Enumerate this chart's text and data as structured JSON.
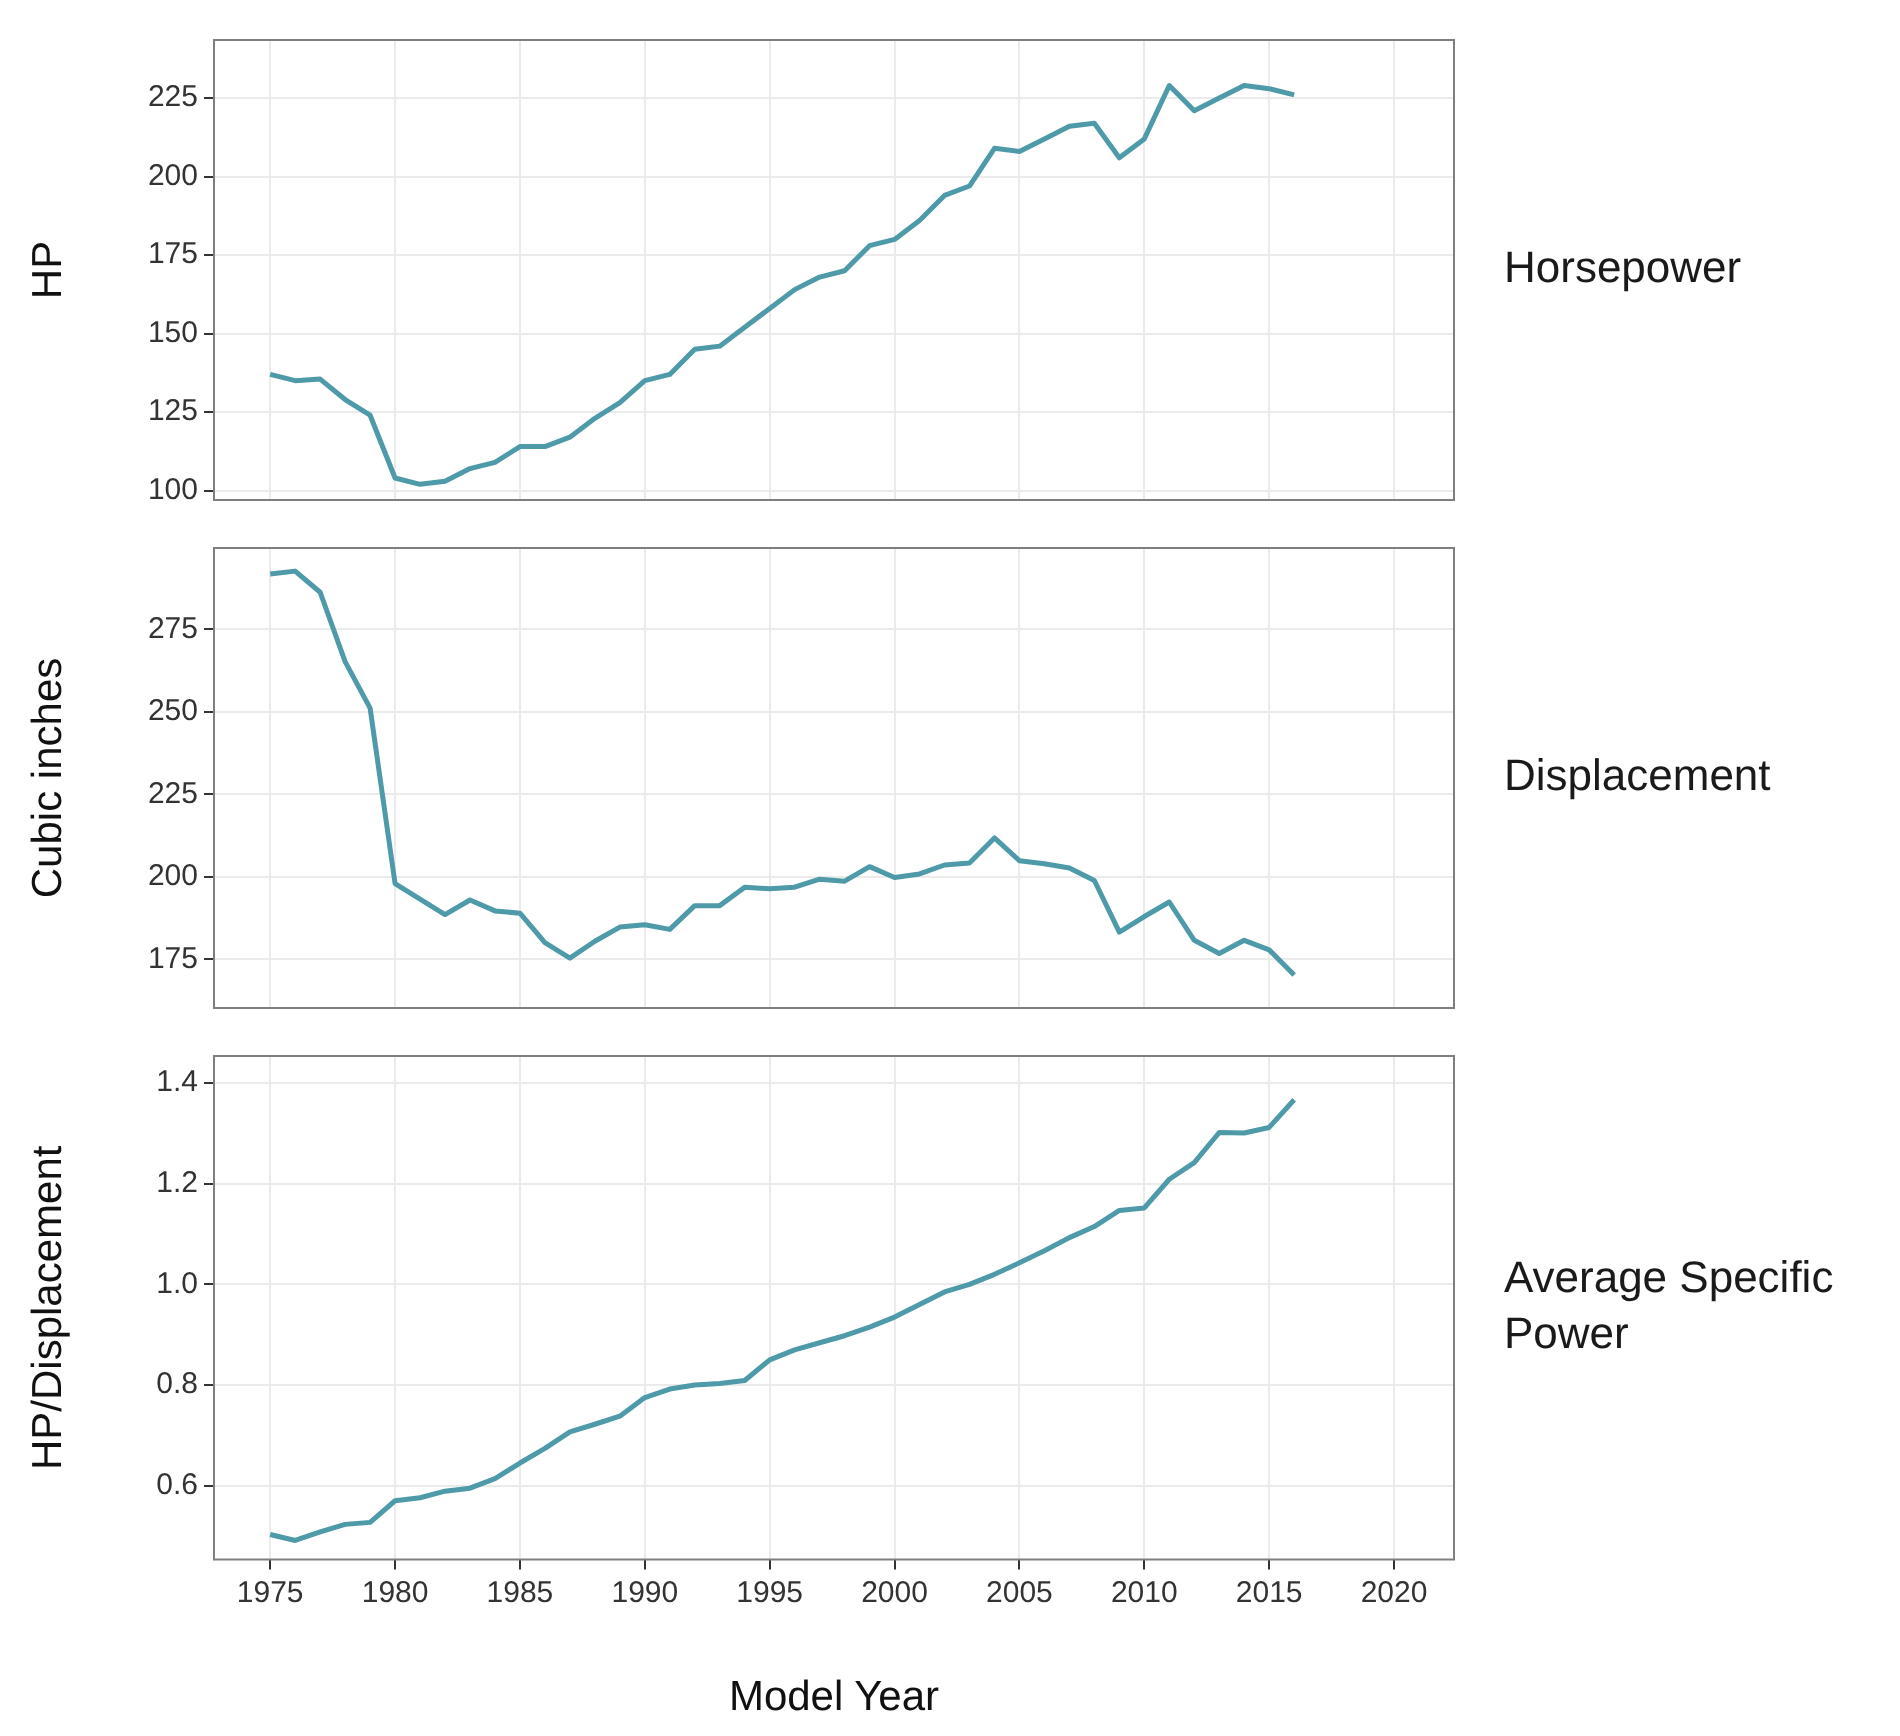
{
  "chart_data": [
    {
      "type": "line",
      "annotations": [
        "Horsepower"
      ],
      "ylabel": "HP",
      "x": [
        1975,
        1976,
        1977,
        1978,
        1979,
        1980,
        1981,
        1982,
        1983,
        1984,
        1985,
        1986,
        1987,
        1988,
        1989,
        1990,
        1991,
        1992,
        1993,
        1994,
        1995,
        1996,
        1997,
        1998,
        1999,
        2000,
        2001,
        2002,
        2003,
        2004,
        2005,
        2006,
        2007,
        2008,
        2009,
        2010,
        2011,
        2012,
        2013,
        2014,
        2015,
        2016
      ],
      "series": [
        {
          "color": "#4e9aa8",
          "values": [
            137,
            135,
            135.5,
            129,
            124,
            104,
            102,
            103,
            107,
            109,
            114,
            114,
            117,
            123,
            128,
            135,
            137,
            145,
            146,
            152,
            158,
            164,
            168,
            170,
            178,
            180,
            186,
            194,
            197,
            209,
            208,
            212,
            216,
            217,
            206,
            212,
            229,
            221,
            225,
            229,
            228,
            226
          ]
        }
      ],
      "xlim": [
        1972.75,
        2022.4
      ],
      "xticks": [
        1975,
        1980,
        1985,
        1990,
        1995,
        2000,
        2005,
        2010,
        2015,
        2020
      ],
      "ylim": [
        97,
        243.5
      ],
      "yticks": [
        100,
        125,
        150,
        175,
        200,
        225
      ],
      "grid": true,
      "tick_labels": "y"
    },
    {
      "type": "line",
      "annotations": [
        "Displacement"
      ],
      "ylabel": "Cubic inches",
      "x": [
        1975,
        1976,
        1977,
        1978,
        1979,
        1980,
        1981,
        1982,
        1983,
        1984,
        1985,
        1986,
        1987,
        1988,
        1989,
        1990,
        1991,
        1992,
        1993,
        1994,
        1995,
        1996,
        1997,
        1998,
        1999,
        2000,
        2001,
        2002,
        2003,
        2004,
        2005,
        2006,
        2007,
        2008,
        2009,
        2010,
        2011,
        2012,
        2013,
        2014,
        2015,
        2016
      ],
      "series": [
        {
          "color": "#4e9aa8",
          "values": [
            291.7,
            292.6,
            286.2,
            265.2,
            251.1,
            198,
            193.3,
            188.6,
            193,
            189.7,
            189,
            180.1,
            175.4,
            180.5,
            184.8,
            185.5,
            184.1,
            191.3,
            191.3,
            196.9,
            196.4,
            196.9,
            199.3,
            198.7,
            203.1,
            199.8,
            200.9,
            203.6,
            204.2,
            211.8,
            204.9,
            204,
            202.7,
            198.9,
            183.3,
            188,
            192.4,
            180.8,
            176.8,
            180.8,
            177.9,
            170.3
          ]
        }
      ],
      "xlim": [
        1972.75,
        2022.4
      ],
      "xticks": [
        1975,
        1980,
        1985,
        1990,
        1995,
        2000,
        2005,
        2010,
        2015,
        2020
      ],
      "ylim": [
        160.3,
        299.6
      ],
      "yticks": [
        175,
        200,
        225,
        250,
        275
      ],
      "grid": true,
      "tick_labels": "y"
    },
    {
      "type": "line",
      "annotations": [
        "Average Specific Power"
      ],
      "xlabel": "Model Year",
      "ylabel": "HP/Displacement",
      "x": [
        1975,
        1976,
        1977,
        1978,
        1979,
        1980,
        1981,
        1982,
        1983,
        1984,
        1985,
        1986,
        1987,
        1988,
        1989,
        1990,
        1991,
        1992,
        1993,
        1994,
        1995,
        1996,
        1997,
        1998,
        1999,
        2000,
        2001,
        2002,
        2003,
        2004,
        2005,
        2006,
        2007,
        2008,
        2009,
        2010,
        2011,
        2012,
        2013,
        2014,
        2015,
        2016
      ],
      "series": [
        {
          "color": "#4e9aa8",
          "values": [
            0.503,
            0.491,
            0.508,
            0.523,
            0.527,
            0.57,
            0.576,
            0.589,
            0.595,
            0.614,
            0.645,
            0.674,
            0.707,
            0.722,
            0.738,
            0.775,
            0.792,
            0.8,
            0.803,
            0.809,
            0.85,
            0.87,
            0.884,
            0.898,
            0.915,
            0.935,
            0.96,
            0.985,
            1.0,
            1.02,
            1.043,
            1.067,
            1.093,
            1.115,
            1.147,
            1.152,
            1.209,
            1.242,
            1.302,
            1.301,
            1.312,
            1.367
          ]
        }
      ],
      "xlim": [
        1972.75,
        2022.4
      ],
      "xticks": [
        1975,
        1980,
        1985,
        1990,
        1995,
        2000,
        2005,
        2010,
        2015,
        2020
      ],
      "ylim": [
        0.453,
        1.454
      ],
      "yticks": [
        {
          "value": 0.6,
          "label": "0.6"
        },
        {
          "value": 0.8,
          "label": "0.8"
        },
        {
          "value": 1.0,
          "label": "1.0"
        },
        {
          "value": 1.2,
          "label": "1.2"
        },
        {
          "value": 1.4,
          "label": "1.4"
        }
      ],
      "grid": true
    }
  ]
}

__Your instructions__:
Using the records above, output their complete text exactly, minus any images.

__Final result__:
Enumerate this chart's text and data as structured JSON.
{
  "chart_data": [
    {
      "type": "line",
      "annotations": [
        "Horsepower"
      ],
      "ylabel": "HP",
      "x": [
        1975,
        1976,
        1977,
        1978,
        1979,
        1980,
        1981,
        1982,
        1983,
        1984,
        1985,
        1986,
        1987,
        1988,
        1989,
        1990,
        1991,
        1992,
        1993,
        1994,
        1995,
        1996,
        1997,
        1998,
        1999,
        2000,
        2001,
        2002,
        2003,
        2004,
        2005,
        2006,
        2007,
        2008,
        2009,
        2010,
        2011,
        2012,
        2013,
        2014,
        2015,
        2016
      ],
      "series": [
        {
          "color": "#4e9aa8",
          "values": [
            137,
            135,
            135.5,
            129,
            124,
            104,
            102,
            103,
            107,
            109,
            114,
            114,
            117,
            123,
            128,
            135,
            137,
            145,
            146,
            152,
            158,
            164,
            168,
            170,
            178,
            180,
            186,
            194,
            197,
            209,
            208,
            212,
            216,
            217,
            206,
            212,
            229,
            221,
            225,
            229,
            228,
            226
          ]
        }
      ],
      "xlim": [
        1972.75,
        2022.4
      ],
      "xticks": [
        1975,
        1980,
        1985,
        1990,
        1995,
        2000,
        2005,
        2010,
        2015,
        2020
      ],
      "ylim": [
        97,
        243.5
      ],
      "yticks": [
        100,
        125,
        150,
        175,
        200,
        225
      ],
      "grid": true,
      "tick_labels": "y"
    },
    {
      "type": "line",
      "annotations": [
        "Displacement"
      ],
      "ylabel": "Cubic inches",
      "x": [
        1975,
        1976,
        1977,
        1978,
        1979,
        1980,
        1981,
        1982,
        1983,
        1984,
        1985,
        1986,
        1987,
        1988,
        1989,
        1990,
        1991,
        1992,
        1993,
        1994,
        1995,
        1996,
        1997,
        1998,
        1999,
        2000,
        2001,
        2002,
        2003,
        2004,
        2005,
        2006,
        2007,
        2008,
        2009,
        2010,
        2011,
        2012,
        2013,
        2014,
        2015,
        2016
      ],
      "series": [
        {
          "color": "#4e9aa8",
          "values": [
            291.7,
            292.6,
            286.2,
            265.2,
            251.1,
            198,
            193.3,
            188.6,
            193,
            189.7,
            189,
            180.1,
            175.4,
            180.5,
            184.8,
            185.5,
            184.1,
            191.3,
            191.3,
            196.9,
            196.4,
            196.9,
            199.3,
            198.7,
            203.1,
            199.8,
            200.9,
            203.6,
            204.2,
            211.8,
            204.9,
            204,
            202.7,
            198.9,
            183.3,
            188,
            192.4,
            180.8,
            176.8,
            180.8,
            177.9,
            170.3
          ]
        }
      ],
      "xlim": [
        1972.75,
        2022.4
      ],
      "xticks": [
        1975,
        1980,
        1985,
        1990,
        1995,
        2000,
        2005,
        2010,
        2015,
        2020
      ],
      "ylim": [
        160.3,
        299.6
      ],
      "yticks": [
        175,
        200,
        225,
        250,
        275
      ],
      "grid": true,
      "tick_labels": "y"
    },
    {
      "type": "line",
      "annotations": [
        "Average Specific Power"
      ],
      "xlabel": "Model Year",
      "ylabel": "HP/Displacement",
      "x": [
        1975,
        1976,
        1977,
        1978,
        1979,
        1980,
        1981,
        1982,
        1983,
        1984,
        1985,
        1986,
        1987,
        1988,
        1989,
        1990,
        1991,
        1992,
        1993,
        1994,
        1995,
        1996,
        1997,
        1998,
        1999,
        2000,
        2001,
        2002,
        2003,
        2004,
        2005,
        2006,
        2007,
        2008,
        2009,
        2010,
        2011,
        2012,
        2013,
        2014,
        2015,
        2016
      ],
      "series": [
        {
          "color": "#4e9aa8",
          "values": [
            0.503,
            0.491,
            0.508,
            0.523,
            0.527,
            0.57,
            0.576,
            0.589,
            0.595,
            0.614,
            0.645,
            0.674,
            0.707,
            0.722,
            0.738,
            0.775,
            0.792,
            0.8,
            0.803,
            0.809,
            0.85,
            0.87,
            0.884,
            0.898,
            0.915,
            0.935,
            0.96,
            0.985,
            1.0,
            1.02,
            1.043,
            1.067,
            1.093,
            1.115,
            1.147,
            1.152,
            1.209,
            1.242,
            1.302,
            1.301,
            1.312,
            1.367
          ]
        }
      ],
      "xlim": [
        1972.75,
        2022.4
      ],
      "xticks": [
        1975,
        1980,
        1985,
        1990,
        1995,
        2000,
        2005,
        2010,
        2015,
        2020
      ],
      "ylim": [
        0.453,
        1.454
      ],
      "yticks": [
        {
          "value": 0.6,
          "label": "0.6"
        },
        {
          "value": 0.8,
          "label": "0.8"
        },
        {
          "value": 1.0,
          "label": "1.0"
        },
        {
          "value": 1.2,
          "label": "1.2"
        },
        {
          "value": 1.4,
          "label": "1.4"
        }
      ],
      "grid": true
    }
  ]
}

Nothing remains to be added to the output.